DOCUMENT EXCERPT:
——
Authors: Normando EM, Davis BM, De Groef L, Nizari S, Turner LA, Ravindran N, Pahlitzsch M, Brenton J, Malaguarnera G, Guo L, Somavarapu S, Cordeiro MF.
Journal: Acta Neuropathol Commun. 2016 Aug 18;4(1):86. doi: 10.1186/s40478-016-0346-z.
PMID: 27535749       (This article is OPEN ACCESS if you would like to read it)

The researchers in this study used a rodent model of Parkinson’s disease (rotenone-induced). In this model, the animals started losing dopamine cell loss in the brain at 60 days after the model of Parkinson’s disease was chemically induced.

The scientists examined the eyes of the rats at 10, 20, 40 and 60 days of the study. At the 20 day time point, the researchers began to see increased retinal ganglion cell death and swelling of the retinal layers in the eyes. These changes were obviously occurring well before the cell loss is observed in the brain, which leads the authors to ask whether the eyes could potentially used as an early indicator of Parkinson’s disease.

Of particular interest in this study was the use of Rosiglitazone to protect the retinal cells (AND the dopamine neurons in this rodent model of Parkinson’s disease). Rosiglitazone is an anti-diabetic drug. It works as an insulin sensitizer, by binding to fat cells and making them more responsive to insulin (we have previously discussed the curious relationship between Parkinson’s disease and diabetes (click here for more on this), and this result reinforces that connection). The scientists found that giving the drug once every 3 days had very beneficial effects of the survival of the retinal cells. They also observed significant neuroprotection after delaying the treatment for 10 days and then just giving one round of treatment, suggesting that a lot of the drug is not required for positive results.
——
SOURCE MATERIAL:
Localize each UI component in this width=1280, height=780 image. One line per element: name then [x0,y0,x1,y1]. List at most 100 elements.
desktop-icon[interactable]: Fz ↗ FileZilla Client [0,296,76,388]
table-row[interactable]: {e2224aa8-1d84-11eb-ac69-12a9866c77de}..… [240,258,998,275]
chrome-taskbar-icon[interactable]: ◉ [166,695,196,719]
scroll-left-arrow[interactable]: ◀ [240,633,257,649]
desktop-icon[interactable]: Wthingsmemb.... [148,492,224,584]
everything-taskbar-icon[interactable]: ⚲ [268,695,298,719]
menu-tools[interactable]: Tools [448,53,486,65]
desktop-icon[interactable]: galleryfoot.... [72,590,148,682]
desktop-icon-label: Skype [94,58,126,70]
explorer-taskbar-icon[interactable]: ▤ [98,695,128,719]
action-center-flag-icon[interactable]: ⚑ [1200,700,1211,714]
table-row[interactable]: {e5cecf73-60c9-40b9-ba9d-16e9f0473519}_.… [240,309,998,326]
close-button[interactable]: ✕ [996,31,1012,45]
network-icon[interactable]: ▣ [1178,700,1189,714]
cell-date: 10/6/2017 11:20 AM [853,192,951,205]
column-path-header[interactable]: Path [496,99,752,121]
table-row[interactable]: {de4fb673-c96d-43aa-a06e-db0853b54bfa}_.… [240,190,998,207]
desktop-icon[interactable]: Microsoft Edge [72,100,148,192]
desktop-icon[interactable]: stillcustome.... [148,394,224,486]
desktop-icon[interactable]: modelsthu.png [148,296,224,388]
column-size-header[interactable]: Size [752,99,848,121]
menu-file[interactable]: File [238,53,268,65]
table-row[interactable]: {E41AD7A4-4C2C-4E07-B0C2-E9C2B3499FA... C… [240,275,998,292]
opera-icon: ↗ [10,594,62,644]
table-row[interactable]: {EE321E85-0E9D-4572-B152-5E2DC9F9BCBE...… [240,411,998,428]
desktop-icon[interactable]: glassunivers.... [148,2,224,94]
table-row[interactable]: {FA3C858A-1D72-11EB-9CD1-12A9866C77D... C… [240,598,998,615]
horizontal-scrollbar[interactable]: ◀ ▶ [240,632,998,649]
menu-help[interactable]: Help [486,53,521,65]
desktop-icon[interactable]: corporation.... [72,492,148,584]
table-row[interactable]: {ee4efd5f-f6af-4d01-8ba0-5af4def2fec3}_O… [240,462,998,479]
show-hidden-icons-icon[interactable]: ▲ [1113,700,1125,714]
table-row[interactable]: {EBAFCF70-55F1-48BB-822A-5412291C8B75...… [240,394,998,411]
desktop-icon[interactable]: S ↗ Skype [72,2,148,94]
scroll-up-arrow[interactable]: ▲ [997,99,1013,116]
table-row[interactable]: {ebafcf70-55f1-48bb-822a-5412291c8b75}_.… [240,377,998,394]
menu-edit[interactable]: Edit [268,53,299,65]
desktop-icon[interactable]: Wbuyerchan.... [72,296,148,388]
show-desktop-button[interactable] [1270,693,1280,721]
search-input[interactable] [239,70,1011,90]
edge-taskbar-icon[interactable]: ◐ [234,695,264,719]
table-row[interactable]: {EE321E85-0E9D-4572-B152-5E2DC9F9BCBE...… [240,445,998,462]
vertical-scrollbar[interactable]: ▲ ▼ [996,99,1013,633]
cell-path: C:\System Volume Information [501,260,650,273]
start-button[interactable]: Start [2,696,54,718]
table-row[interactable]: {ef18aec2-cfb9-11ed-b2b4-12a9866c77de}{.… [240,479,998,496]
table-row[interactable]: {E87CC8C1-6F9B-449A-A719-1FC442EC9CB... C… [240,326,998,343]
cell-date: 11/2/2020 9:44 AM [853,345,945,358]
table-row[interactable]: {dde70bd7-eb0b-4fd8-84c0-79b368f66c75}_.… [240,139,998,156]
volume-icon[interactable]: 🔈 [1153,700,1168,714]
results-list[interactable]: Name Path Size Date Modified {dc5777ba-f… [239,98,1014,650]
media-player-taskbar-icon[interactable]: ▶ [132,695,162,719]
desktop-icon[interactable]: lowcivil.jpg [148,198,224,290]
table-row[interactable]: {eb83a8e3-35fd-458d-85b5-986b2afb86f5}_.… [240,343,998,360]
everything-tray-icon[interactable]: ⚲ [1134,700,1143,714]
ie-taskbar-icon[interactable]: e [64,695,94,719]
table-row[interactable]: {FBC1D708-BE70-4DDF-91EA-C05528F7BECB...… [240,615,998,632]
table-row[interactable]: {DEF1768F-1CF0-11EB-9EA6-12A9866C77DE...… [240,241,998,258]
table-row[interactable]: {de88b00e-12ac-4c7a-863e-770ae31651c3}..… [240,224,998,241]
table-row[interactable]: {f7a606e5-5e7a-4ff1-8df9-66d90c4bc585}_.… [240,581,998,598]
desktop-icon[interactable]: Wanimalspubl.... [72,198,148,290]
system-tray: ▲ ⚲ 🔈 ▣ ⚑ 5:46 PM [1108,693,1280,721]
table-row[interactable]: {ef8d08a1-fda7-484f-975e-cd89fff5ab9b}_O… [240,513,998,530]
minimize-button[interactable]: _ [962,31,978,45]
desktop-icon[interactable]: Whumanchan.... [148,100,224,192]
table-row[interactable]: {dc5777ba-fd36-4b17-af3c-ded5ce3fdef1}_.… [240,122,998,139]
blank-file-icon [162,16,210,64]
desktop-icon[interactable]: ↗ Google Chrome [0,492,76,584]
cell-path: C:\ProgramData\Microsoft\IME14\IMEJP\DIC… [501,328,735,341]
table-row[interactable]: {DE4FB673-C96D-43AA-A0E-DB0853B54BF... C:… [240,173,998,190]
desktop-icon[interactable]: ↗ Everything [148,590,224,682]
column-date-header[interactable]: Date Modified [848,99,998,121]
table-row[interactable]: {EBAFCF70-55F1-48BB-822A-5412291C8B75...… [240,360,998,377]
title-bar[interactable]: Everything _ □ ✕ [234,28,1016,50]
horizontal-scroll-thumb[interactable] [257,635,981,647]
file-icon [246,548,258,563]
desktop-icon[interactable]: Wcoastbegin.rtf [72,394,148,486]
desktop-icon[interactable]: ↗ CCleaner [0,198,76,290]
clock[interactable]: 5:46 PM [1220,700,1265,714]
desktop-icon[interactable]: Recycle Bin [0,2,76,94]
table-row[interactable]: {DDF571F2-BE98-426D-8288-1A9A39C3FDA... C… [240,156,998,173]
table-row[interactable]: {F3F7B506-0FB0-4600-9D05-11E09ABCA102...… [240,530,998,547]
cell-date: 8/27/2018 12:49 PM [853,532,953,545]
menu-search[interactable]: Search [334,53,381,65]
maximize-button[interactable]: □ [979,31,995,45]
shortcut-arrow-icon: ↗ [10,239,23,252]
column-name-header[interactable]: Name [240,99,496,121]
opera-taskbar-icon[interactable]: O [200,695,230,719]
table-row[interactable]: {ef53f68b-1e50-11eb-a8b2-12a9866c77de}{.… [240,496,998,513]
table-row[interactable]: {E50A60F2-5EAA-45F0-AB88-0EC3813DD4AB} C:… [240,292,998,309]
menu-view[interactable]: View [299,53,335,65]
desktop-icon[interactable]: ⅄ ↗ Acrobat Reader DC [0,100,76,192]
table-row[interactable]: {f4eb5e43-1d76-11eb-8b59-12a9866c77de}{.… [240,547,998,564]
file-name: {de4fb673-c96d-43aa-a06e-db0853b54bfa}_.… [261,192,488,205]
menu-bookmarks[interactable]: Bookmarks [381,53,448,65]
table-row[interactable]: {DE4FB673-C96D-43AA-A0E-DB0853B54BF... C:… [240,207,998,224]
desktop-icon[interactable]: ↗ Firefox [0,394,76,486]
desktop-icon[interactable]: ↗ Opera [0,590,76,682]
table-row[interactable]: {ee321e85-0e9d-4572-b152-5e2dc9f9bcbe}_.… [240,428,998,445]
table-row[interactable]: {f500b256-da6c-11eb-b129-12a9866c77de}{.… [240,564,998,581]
——
PROBLEMS TO WORK ON:
1. From the Parkinson's disease study summary, list every time point at which the scientists examined the rats' eyes.
2. Extend the Parkinson's disease study summary by a paragraph, picking up after its last sentence.
None of the entries is needed for these tasks.

RESULTS OF THE TASKS:
1. 10 days, 20 days, 40 days and 60 days.

2.
EDITORIAL NOTE HERE: Before readers start to get any crazy ideas about sourcing and self medicating with Rosiglitazone, it is important to note that there are serious side effects associated with this class of drug. It has been associated with heart disease and stroke (click here to read more), and it should only be taken by people with diabetes and under the strict supervision of a qualified physician. It it mentioned here purely for educational purposes.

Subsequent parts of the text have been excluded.